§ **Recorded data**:
● ● ● ● ● ● ●
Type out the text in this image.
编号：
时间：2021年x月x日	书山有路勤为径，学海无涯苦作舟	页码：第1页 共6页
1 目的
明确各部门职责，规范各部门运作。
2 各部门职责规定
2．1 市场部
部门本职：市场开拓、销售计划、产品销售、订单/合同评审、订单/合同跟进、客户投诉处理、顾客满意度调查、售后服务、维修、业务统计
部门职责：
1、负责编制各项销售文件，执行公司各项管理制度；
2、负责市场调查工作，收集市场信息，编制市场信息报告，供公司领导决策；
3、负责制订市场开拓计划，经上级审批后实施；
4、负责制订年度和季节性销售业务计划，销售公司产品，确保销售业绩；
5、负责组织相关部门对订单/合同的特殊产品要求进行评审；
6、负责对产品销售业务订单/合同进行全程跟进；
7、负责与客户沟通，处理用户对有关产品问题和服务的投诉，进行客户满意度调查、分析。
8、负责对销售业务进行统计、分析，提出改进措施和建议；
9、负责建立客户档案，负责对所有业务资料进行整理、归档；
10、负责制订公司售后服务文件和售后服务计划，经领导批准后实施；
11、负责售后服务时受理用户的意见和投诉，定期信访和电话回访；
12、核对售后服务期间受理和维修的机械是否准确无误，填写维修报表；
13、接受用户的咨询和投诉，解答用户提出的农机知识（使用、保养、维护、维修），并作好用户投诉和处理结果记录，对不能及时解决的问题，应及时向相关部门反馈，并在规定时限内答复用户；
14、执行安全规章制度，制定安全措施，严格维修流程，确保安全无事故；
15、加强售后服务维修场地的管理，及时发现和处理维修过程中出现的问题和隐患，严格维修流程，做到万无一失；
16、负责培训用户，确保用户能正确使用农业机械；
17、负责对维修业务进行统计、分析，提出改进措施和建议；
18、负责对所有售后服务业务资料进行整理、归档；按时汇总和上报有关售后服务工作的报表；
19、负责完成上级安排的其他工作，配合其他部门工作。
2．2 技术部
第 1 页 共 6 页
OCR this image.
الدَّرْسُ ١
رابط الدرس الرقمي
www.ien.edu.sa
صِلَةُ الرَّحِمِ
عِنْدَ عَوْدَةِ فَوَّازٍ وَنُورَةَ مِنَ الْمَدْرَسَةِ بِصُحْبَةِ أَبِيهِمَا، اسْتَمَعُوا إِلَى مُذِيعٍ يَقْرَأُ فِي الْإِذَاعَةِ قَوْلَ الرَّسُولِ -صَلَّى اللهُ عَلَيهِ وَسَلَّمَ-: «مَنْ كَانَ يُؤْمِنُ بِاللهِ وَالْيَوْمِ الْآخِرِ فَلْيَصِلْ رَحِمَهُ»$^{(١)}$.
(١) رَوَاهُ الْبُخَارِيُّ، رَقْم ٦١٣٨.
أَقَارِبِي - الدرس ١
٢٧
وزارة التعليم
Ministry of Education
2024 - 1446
● ● ● ● ● ● ●
§ **Directions**: Your answer should be a single number: the count of lines in the data that include the word "image".

§ **Reply**: 2